--- Start PASSAGE ---

Wisconsin
Lawyer
Vol. 81, No. 2, February
2008
Inside the Bar
Committee Dissolution
When a committee no longer serves its intended purpose, it can be
dissolved, and that's what happened to the Group and Prepaid Legal
Services Committee.
by
George C. Brown,
State Bar executive director
At the December 2007 meeting of the State Bar Board of Governors,
an action took place that almost never happens in an association. A
long-standing committee of the State
Bar requested approval from the Board to be disbanded. It did so because
it
realized that it no longer performed a function useful to Wisconsin
lawyers or the
public.
Back in the 1970s, a method of providing access to legal
services spread
from Europe to the United States and Wisconsin - group and prepaid legal
services plans. These plans emerged largely as an employee benefit in
unionized
workplaces, such as automobile factories. Because there was a concern
that some
of these new plans might not be well run, the Wisconsin Supreme Court
granted
the State Bar's request to require that these plans be nonprofit, that
they be
registered with the State Bar, and that lawyers report annually to the
Bar on
their work for such plans. At that time, most plans in this state were
being set
up and run by Wisconsin lawyers. The Group and Prepaid Legal Services
Committee
was formed to review these annual filings to ensure that the lawyers
registered
with the plan were properly licensed and that the plan providers were
operating
within the law.
As time passed, enthusiasm for these plans waned and although
the
committee continued to operate, its work became something of a routine
task. In the
early 1990s, Congress removed the pretax benefit that previously had
been granted
to such plans, and enthusiasm for the plans waned even further. And then
came
the Internet.

--- End PASSAGE ---
--- Start MATERIAL SUPPLIED ---

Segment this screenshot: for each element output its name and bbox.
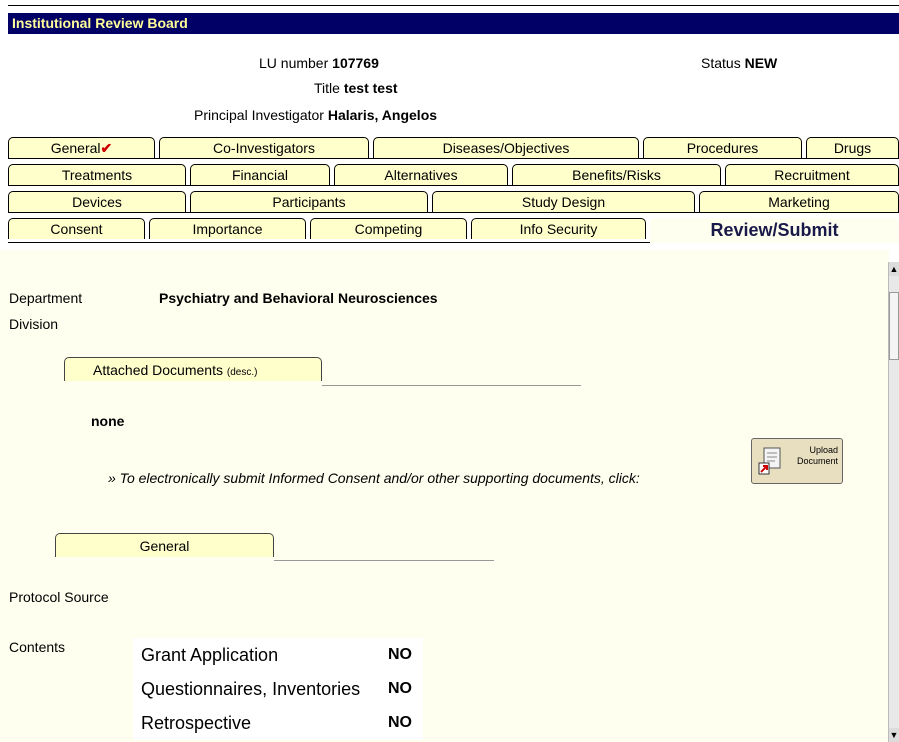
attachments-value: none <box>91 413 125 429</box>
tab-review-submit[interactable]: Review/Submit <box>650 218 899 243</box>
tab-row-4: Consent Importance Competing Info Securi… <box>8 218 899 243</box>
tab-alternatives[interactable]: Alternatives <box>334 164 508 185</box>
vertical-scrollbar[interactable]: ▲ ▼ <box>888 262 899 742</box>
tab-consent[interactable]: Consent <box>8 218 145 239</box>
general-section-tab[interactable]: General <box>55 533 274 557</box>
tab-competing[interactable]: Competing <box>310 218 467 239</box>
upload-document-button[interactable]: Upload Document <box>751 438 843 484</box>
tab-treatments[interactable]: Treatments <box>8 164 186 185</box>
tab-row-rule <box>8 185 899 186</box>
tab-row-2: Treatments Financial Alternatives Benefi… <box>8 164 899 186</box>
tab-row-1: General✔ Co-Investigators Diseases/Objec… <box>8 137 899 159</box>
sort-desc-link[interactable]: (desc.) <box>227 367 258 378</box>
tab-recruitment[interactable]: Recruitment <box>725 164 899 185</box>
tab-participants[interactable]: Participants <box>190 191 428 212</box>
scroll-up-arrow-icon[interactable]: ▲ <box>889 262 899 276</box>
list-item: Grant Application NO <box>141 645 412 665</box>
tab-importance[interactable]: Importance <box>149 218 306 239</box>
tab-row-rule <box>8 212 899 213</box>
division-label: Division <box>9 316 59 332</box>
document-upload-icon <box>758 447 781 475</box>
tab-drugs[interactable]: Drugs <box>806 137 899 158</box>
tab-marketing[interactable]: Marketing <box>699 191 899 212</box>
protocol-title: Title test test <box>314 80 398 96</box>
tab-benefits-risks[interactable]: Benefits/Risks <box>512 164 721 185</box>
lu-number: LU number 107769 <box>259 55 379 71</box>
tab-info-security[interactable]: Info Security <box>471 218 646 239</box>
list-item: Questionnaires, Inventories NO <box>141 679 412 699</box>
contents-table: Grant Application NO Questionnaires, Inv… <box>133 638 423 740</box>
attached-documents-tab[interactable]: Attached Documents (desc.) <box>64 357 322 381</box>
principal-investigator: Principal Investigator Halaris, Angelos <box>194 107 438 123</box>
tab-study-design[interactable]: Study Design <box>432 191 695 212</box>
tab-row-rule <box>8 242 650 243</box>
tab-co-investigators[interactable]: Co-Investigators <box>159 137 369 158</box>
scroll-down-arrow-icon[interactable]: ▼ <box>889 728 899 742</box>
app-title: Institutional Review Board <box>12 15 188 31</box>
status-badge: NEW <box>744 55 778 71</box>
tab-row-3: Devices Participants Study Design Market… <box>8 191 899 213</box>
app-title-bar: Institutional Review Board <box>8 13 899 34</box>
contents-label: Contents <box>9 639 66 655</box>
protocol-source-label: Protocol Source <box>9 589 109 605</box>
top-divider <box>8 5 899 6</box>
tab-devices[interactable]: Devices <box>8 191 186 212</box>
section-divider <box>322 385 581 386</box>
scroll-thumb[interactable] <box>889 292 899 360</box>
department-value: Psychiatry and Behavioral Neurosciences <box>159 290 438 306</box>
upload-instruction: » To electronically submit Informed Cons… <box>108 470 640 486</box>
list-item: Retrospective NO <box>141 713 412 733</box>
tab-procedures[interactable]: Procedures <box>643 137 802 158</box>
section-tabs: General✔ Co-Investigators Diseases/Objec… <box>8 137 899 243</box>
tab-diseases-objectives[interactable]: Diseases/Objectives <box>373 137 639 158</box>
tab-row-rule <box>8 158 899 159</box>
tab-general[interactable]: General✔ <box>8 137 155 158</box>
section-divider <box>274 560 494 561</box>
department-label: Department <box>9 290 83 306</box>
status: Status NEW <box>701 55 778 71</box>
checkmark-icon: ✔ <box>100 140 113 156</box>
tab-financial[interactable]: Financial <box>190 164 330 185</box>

--- End MATERIAL SUPPLIED ---

_SET TASKS:_
1. According to the committee dissolution article, at which meeting did the long-standing committee request approval to be disbanded?
2. Write out the portion of the committee dissolution article that begins with "As time passed, enthusiasm" and ends after "the Internet.", changing "enthusiasm" to "interest" throughout.

_SOLUTIONS TO EACH TASK:_
1. At the December 2007 meeting of the State Bar Board of Governors.

2.
As time passed, interest for these plans waned and although
the
committee continued to operate, its work became something of a routine
task. In the
early 1990s, Congress removed the pretax benefit that previously had
been granted
to such plans, and interest for the plans waned even further. And then
came
the Internet.